Records from a dataset:
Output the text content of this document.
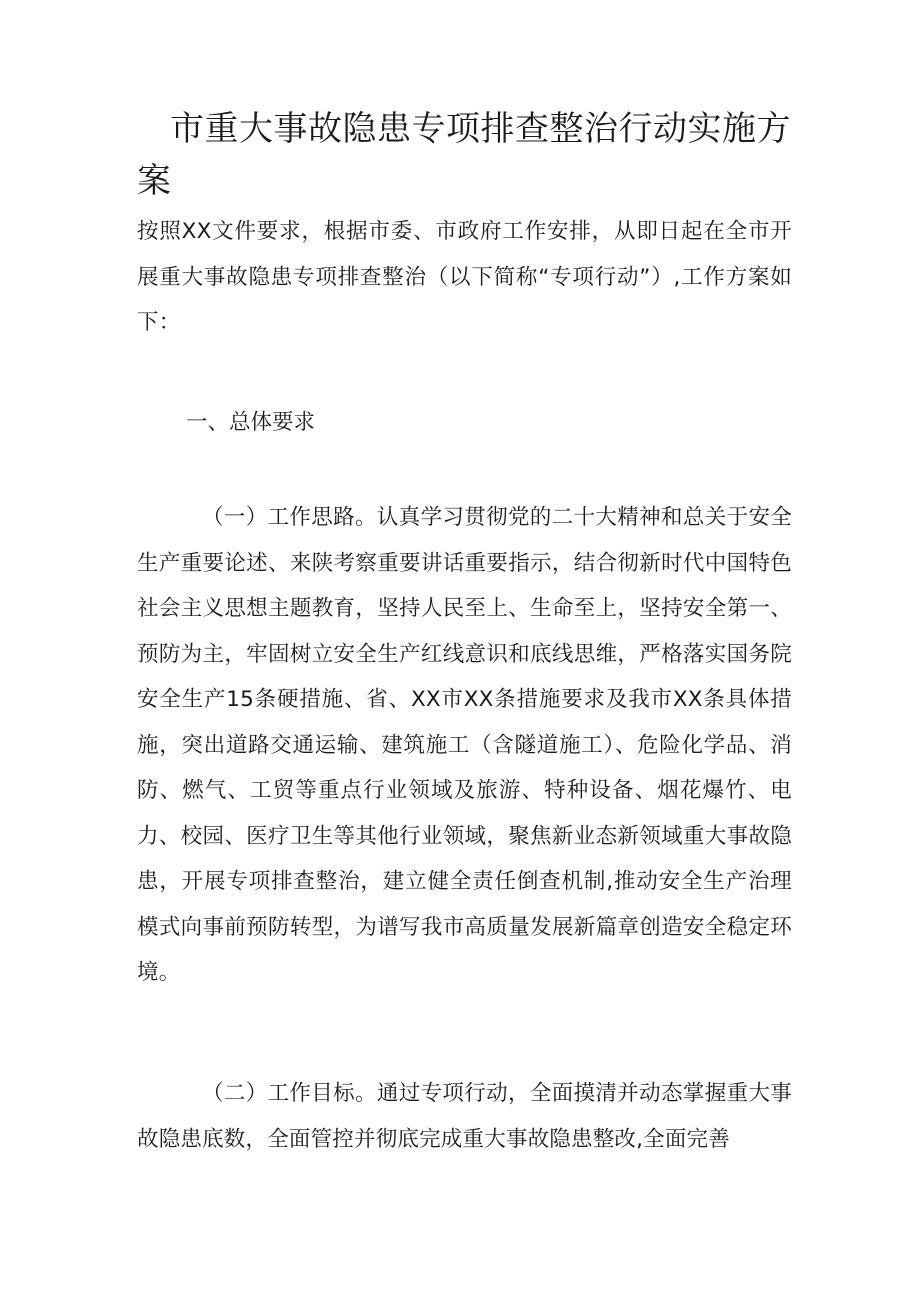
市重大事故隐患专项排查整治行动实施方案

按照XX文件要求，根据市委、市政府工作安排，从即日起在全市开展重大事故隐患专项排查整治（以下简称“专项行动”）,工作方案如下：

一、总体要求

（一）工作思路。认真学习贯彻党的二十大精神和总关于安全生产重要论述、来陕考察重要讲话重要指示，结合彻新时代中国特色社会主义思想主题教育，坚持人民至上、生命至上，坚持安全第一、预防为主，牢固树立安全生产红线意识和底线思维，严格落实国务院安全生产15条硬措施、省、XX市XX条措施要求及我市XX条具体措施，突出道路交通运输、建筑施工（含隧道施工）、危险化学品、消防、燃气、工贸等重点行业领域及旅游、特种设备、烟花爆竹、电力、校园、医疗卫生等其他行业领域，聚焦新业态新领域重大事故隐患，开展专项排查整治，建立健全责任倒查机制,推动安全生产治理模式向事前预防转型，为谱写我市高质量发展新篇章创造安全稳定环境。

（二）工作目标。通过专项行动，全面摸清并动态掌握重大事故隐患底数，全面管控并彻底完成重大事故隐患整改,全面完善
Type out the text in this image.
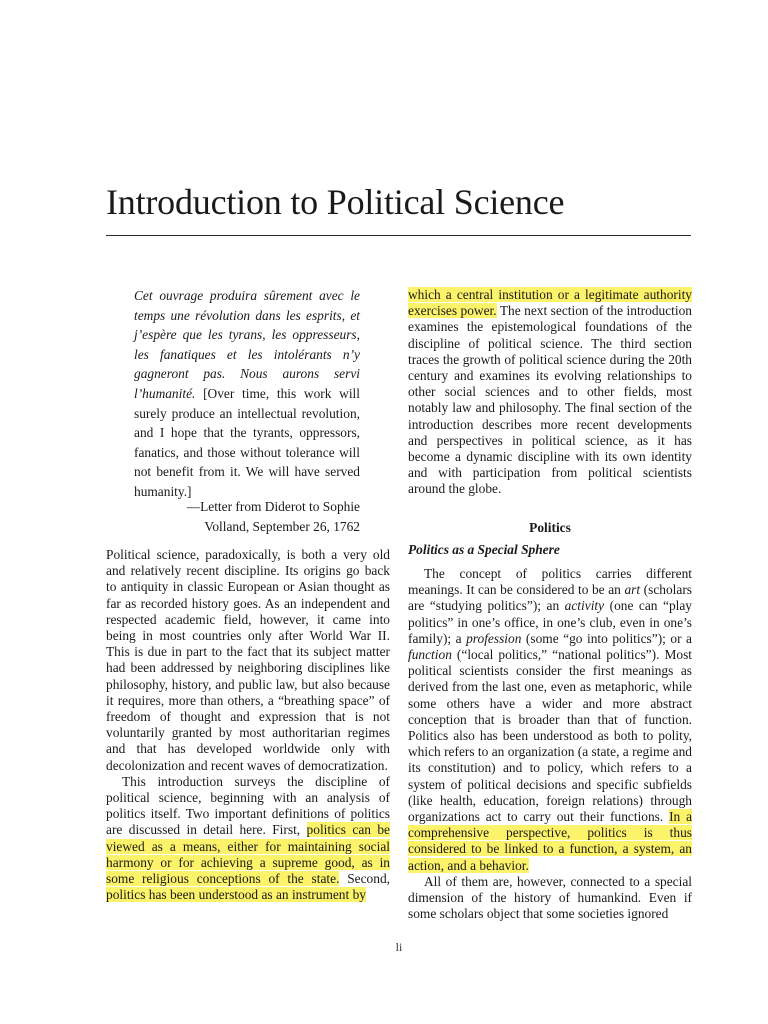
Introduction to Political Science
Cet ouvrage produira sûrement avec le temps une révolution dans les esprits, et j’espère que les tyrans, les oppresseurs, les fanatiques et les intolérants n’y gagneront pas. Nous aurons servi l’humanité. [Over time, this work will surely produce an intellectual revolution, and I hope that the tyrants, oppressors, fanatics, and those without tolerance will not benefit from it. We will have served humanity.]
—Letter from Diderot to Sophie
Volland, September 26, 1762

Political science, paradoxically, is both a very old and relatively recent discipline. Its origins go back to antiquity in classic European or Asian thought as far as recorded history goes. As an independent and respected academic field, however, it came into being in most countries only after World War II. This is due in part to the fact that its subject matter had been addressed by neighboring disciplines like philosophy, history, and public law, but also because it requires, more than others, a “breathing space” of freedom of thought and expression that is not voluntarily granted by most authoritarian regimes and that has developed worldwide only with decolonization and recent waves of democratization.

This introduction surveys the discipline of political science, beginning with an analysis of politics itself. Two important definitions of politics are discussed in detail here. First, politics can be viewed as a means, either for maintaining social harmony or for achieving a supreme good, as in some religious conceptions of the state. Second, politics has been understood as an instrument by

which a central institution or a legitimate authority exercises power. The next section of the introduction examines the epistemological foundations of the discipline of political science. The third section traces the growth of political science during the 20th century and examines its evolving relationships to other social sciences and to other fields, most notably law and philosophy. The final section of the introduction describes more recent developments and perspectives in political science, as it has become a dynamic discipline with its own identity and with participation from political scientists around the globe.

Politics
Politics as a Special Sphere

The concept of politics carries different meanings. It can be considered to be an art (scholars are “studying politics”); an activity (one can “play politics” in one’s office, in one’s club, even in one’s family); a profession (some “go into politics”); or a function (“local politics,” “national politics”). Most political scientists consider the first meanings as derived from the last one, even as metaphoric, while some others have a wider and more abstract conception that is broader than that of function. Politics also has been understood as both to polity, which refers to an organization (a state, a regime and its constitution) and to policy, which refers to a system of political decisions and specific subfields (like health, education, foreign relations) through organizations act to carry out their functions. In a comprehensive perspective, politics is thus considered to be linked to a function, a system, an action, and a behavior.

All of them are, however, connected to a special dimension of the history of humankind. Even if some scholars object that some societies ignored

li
---
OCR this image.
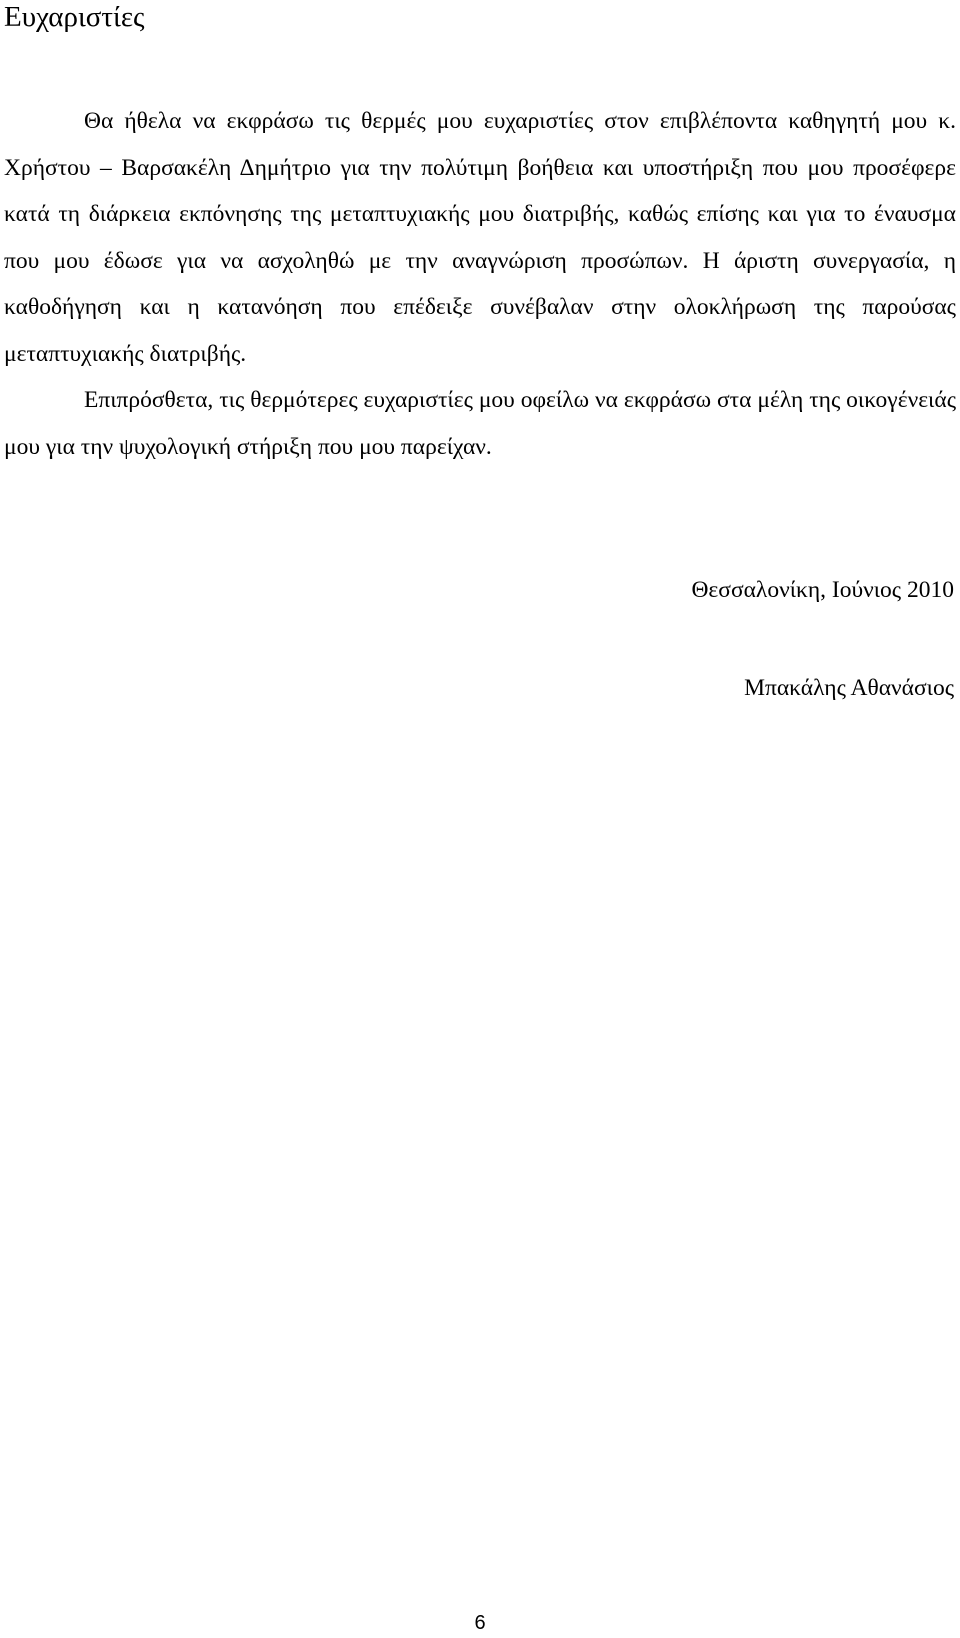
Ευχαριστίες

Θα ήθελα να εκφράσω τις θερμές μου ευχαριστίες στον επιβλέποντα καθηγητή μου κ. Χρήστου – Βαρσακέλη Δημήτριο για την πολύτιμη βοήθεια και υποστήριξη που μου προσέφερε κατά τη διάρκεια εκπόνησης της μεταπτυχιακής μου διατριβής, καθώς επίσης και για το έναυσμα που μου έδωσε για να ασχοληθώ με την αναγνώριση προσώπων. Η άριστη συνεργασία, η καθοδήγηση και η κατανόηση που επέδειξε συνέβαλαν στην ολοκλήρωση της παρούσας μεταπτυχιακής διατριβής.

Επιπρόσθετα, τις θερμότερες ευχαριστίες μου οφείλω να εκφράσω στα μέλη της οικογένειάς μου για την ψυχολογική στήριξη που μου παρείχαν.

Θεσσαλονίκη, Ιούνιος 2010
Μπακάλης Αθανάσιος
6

■ **SHORT TASK**:
In the listing above, locate each line with "text" and copy it.

■ **RESPONSE TO THE EXERCISE**:
Output the text content of this document.
Type out the text in this image.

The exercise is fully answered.